No, not merely because they can also be used for defence or national-security purposes.

The CRA excludes products developed or modified exclusively for national security or defence purposes and products specifically designed to process classified information. The Commission FAQ adds that dual-use products with both civilian and defence applications remain subject to the CRA unless they are modified exclusively for national security or defence purposes.

Yes.

Article 28(3) requires a single EU declaration of conformity where more than one Union act requiring such a declaration applies to the product. The Commission FAQ confirms the same logic for overlapping CRA and EHDS scenarios.

Often yes, but the manufacturer still has to prove compliance with each law separately.

For CRA Article 12 products that are also subject to other Union acts with technical-documentation requirements, Article 31(3) requires a single technical-documentation set. Article 13(4) also allows the CRA cybersecurity risk assessment to form part of the risk assessment required by those other Union acts. The Commission FAQ adds that manufacturers may use one combined risk assessment or separate risk assessments, but they must be able to demonstrate compliance with each applicable regime.

No.

Outside the CRA's express exclusions and specific delegated acts adopted under Article 2(5), the existence of sector-specific cybersecurity requirements does not by itself switch the CRA off. Recital 28 makes clear that limitation or exclusion for other Union rules requires an additional Commission act and depends on the overall framework addressing the same risks at the same or a higher level of protection.

No.

• _Information given_:
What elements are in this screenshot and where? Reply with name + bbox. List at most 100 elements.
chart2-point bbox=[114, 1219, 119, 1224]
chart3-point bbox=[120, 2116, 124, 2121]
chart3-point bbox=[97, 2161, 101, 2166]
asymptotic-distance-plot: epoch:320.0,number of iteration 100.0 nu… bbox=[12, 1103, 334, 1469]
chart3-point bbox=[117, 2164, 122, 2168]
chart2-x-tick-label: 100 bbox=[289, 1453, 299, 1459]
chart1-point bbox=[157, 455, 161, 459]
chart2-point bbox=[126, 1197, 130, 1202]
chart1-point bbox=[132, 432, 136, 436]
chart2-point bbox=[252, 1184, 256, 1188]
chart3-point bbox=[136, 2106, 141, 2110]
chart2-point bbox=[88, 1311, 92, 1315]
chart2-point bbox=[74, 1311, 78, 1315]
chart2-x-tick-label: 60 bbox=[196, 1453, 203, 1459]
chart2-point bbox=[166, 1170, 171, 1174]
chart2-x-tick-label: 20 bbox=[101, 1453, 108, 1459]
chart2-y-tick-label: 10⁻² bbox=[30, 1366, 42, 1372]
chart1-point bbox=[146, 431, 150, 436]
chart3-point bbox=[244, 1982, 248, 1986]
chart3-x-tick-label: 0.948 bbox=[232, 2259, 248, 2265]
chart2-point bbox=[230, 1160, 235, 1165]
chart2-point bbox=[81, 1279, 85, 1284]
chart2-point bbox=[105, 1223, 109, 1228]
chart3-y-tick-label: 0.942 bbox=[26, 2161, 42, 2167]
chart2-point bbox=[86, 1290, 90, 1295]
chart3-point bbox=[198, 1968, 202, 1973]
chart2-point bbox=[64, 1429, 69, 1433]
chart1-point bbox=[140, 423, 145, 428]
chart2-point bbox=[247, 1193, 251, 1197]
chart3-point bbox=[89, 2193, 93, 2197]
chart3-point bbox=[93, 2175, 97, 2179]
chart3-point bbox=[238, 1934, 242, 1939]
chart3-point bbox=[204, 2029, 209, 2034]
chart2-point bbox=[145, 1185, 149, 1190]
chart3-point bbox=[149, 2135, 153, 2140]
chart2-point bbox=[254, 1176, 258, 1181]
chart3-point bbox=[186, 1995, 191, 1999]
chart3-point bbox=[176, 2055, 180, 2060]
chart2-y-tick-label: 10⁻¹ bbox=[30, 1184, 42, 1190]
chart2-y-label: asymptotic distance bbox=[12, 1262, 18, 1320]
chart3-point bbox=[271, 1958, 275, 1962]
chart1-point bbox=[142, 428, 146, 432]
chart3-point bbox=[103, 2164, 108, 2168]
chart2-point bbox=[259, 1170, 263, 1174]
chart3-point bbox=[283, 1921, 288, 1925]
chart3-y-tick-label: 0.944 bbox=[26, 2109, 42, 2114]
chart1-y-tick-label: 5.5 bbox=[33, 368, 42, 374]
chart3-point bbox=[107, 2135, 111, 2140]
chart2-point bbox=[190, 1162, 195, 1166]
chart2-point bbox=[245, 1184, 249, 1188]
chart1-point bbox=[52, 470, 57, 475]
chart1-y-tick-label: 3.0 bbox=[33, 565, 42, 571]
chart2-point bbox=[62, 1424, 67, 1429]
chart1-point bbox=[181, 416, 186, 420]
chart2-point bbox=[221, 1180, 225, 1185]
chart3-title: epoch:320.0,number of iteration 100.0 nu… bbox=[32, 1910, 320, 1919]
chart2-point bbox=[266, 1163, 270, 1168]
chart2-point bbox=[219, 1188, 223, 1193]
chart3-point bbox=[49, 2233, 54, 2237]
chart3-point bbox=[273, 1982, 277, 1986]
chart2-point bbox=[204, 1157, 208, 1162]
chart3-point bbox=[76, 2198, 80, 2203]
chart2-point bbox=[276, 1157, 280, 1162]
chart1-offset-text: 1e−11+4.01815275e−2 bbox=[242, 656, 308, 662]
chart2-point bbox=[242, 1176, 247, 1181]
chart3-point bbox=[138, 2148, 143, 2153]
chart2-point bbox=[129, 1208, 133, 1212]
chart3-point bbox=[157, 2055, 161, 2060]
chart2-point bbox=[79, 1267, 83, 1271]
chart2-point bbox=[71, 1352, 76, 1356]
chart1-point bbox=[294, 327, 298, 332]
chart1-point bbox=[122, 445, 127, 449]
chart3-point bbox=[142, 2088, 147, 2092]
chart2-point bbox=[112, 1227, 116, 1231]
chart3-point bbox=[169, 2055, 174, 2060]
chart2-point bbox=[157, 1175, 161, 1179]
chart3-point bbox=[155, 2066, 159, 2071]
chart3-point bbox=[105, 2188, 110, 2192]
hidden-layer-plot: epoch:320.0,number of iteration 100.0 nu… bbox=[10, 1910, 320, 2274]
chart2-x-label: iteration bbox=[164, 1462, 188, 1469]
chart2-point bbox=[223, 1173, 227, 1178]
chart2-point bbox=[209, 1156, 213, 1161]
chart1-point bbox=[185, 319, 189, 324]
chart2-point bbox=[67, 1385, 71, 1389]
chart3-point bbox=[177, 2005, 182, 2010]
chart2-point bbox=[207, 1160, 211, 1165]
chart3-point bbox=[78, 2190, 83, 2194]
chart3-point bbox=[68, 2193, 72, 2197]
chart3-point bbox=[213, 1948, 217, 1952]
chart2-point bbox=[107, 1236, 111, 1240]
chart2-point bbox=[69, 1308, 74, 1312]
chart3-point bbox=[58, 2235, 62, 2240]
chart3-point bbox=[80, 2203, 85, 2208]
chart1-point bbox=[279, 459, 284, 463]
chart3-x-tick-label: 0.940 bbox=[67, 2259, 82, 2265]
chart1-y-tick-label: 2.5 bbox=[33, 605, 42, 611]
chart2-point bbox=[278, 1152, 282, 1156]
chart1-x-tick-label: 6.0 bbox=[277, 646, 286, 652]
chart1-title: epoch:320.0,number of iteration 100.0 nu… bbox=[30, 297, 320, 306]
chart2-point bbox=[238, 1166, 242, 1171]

• _Required action 1_: Rewrite the stretch of the CRA FAQ from "The CRA excludes" through "each law separately.", putting "Commission guidance" wherever "Commission FAQ" appears.
• _Required action 2_: According to the CRA FAQ, why does the existence of sector-specific cybersecurity requirements not by itself switch the CRA off?

• _Task answer 1_:
The CRA excludes products developed or modified exclusively for national security or defence purposes and products specifically designed to process classified information. The Commission guidance adds that dual-use products with both civilian and defence applications remain subject to the CRA unless they are modified exclusively for national security or defence purposes.

Yes.

Article 28(3) requires a single EU declaration of conformity where more than one Union act requiring such a declaration applies to the product. The Commission guidance confirms the same logic for overlapping CRA and EHDS scenarios.

Often yes, but the manufacturer still has to prove compliance with each law separately.

• _Task answer 2_: Recital 28 makes clear that limiting or excluding the CRA because of other Union rules requires an additional Commission act. It also depends on the overall framework addressing the same risks at the same or a higher level of protection.